◆ WORK TO BE COMPLETED ◆
Find the string "xlabel" in the records. Copy every line it appears in.

◆ EXERCISE INPUTS ◆
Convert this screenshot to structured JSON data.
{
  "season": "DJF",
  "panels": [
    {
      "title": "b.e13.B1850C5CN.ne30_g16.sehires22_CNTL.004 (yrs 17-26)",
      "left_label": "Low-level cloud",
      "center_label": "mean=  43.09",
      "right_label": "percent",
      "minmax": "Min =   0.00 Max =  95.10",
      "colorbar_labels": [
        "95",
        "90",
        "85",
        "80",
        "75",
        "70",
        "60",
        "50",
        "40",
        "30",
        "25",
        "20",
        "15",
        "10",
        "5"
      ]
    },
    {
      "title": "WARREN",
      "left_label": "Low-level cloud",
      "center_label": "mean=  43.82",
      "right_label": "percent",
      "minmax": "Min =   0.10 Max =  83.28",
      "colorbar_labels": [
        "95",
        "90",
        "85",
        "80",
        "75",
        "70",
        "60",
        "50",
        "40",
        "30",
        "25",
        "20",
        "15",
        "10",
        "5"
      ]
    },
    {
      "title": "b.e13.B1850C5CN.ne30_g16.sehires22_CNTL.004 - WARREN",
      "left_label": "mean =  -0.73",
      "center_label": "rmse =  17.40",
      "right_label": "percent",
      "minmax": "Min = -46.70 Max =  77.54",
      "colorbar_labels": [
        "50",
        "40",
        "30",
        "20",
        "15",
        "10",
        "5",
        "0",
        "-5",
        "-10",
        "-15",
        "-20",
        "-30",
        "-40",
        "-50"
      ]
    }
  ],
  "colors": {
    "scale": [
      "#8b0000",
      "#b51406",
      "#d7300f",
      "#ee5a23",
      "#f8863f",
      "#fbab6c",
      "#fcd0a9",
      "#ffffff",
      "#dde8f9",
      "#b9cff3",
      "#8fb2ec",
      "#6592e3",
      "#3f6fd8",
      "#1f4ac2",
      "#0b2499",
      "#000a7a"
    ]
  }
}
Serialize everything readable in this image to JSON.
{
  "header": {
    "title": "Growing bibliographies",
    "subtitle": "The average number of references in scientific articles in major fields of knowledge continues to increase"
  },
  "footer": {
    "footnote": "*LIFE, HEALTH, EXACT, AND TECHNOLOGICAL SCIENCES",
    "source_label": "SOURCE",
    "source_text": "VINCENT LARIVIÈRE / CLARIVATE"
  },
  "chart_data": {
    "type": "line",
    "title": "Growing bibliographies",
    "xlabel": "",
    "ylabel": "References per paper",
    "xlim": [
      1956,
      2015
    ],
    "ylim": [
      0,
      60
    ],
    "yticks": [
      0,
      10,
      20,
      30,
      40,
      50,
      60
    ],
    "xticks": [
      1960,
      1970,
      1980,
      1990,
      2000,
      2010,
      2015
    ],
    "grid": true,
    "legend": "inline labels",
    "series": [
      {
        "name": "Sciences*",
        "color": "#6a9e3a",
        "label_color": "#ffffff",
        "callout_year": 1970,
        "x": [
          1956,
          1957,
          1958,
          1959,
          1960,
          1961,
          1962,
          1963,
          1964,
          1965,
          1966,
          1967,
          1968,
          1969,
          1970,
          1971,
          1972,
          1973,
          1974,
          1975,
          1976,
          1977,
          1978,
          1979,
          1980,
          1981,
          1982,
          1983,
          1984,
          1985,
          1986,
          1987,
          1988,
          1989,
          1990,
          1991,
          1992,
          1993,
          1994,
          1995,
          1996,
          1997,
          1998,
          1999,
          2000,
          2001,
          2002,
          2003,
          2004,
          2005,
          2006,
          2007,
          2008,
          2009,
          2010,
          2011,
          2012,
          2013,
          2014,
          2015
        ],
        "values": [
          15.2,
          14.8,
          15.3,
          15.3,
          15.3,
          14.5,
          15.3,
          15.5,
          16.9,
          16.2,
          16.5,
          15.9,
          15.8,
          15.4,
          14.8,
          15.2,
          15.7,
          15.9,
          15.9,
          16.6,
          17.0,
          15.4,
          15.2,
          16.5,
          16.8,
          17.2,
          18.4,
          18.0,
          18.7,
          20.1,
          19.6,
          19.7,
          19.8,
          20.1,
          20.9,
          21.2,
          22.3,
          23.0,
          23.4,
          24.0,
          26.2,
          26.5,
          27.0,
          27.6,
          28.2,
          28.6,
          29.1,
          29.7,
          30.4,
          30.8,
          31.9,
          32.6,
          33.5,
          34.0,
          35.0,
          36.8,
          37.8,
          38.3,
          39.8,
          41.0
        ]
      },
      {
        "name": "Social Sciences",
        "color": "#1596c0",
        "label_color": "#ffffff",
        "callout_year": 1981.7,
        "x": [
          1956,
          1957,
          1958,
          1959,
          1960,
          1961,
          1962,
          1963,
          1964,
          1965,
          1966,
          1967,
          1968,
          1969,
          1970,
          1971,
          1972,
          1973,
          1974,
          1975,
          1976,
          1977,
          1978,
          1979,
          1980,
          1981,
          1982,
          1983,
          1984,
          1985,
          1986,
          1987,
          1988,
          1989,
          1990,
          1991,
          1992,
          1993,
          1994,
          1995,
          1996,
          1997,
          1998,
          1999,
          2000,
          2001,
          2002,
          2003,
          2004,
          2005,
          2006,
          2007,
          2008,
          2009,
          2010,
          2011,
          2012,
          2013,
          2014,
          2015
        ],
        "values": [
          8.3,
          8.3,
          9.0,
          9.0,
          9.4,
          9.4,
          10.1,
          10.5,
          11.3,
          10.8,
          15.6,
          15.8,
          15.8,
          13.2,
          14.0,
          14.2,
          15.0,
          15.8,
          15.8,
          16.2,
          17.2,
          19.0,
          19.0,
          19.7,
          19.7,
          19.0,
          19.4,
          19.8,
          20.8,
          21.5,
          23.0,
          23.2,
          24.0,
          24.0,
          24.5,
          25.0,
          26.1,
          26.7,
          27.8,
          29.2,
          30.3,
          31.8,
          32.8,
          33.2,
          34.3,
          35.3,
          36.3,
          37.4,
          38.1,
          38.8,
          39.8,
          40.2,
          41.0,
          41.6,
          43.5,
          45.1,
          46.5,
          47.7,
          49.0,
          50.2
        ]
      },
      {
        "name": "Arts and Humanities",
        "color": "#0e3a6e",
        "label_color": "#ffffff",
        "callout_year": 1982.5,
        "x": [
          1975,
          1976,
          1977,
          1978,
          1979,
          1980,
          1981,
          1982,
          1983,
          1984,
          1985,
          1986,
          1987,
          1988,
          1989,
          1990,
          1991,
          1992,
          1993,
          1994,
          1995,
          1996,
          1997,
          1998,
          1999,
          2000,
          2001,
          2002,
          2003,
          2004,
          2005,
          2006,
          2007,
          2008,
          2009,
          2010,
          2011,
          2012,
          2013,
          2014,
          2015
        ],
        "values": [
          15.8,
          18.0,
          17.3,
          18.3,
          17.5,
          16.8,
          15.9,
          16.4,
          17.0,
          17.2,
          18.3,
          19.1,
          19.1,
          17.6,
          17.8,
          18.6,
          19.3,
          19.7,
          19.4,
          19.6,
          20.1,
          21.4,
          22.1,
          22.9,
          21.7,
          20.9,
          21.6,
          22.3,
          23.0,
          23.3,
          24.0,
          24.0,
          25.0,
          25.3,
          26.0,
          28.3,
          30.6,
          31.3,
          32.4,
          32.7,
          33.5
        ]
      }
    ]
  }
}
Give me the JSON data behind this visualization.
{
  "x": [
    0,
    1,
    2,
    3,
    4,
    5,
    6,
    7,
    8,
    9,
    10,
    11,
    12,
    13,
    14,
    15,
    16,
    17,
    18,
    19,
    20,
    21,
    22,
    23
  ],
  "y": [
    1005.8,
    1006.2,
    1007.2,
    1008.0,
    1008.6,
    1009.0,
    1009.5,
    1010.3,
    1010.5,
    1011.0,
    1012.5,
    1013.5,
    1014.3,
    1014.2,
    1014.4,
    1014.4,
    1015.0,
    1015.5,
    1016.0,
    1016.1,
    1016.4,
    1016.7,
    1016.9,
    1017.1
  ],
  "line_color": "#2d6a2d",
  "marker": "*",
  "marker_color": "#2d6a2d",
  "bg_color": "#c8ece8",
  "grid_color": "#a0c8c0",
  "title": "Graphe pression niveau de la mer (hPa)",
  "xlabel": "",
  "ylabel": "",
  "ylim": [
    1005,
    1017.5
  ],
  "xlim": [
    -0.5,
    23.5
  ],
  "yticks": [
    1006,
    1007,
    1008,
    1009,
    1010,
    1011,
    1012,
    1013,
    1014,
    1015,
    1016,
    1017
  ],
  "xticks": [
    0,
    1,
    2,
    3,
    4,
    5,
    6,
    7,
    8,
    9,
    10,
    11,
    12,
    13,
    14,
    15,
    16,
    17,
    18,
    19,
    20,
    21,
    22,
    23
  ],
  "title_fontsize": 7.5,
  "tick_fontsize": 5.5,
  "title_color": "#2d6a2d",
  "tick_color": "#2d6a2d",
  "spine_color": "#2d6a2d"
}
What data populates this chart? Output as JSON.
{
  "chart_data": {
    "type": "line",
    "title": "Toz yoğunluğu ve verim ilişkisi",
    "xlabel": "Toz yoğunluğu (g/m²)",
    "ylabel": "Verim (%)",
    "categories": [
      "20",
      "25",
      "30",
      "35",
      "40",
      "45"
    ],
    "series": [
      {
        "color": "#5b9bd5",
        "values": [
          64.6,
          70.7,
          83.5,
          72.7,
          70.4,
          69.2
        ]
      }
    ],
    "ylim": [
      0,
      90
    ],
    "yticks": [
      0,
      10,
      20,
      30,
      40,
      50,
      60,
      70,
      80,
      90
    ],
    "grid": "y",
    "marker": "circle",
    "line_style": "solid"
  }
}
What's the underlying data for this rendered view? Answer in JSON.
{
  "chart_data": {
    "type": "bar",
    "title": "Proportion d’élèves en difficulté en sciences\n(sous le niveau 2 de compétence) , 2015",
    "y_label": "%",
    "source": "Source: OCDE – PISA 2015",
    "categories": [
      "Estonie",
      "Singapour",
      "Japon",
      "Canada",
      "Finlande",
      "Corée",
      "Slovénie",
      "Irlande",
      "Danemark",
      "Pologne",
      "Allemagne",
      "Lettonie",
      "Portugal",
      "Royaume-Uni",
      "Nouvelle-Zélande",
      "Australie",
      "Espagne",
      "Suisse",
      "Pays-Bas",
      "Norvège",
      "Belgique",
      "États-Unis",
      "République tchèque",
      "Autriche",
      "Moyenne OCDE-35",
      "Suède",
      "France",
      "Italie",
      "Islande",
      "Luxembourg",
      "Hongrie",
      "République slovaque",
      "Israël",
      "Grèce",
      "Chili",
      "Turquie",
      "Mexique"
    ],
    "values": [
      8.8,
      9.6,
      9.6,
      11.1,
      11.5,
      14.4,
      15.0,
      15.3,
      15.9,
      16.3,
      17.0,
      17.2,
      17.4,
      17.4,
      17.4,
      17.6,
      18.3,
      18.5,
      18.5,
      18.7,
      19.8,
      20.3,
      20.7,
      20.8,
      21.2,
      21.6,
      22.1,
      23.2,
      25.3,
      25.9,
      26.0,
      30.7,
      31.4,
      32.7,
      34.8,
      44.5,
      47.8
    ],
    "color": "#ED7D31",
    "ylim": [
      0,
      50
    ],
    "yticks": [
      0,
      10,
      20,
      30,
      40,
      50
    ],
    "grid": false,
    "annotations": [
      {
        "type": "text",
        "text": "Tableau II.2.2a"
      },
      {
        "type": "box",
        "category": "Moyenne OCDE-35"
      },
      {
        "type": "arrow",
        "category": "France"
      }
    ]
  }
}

◆ SOLUTION BELOW ◆
    "xlabel": "",
  "xlabel": "",
    "xlabel": "Toz yoğunluğu (g/m²)",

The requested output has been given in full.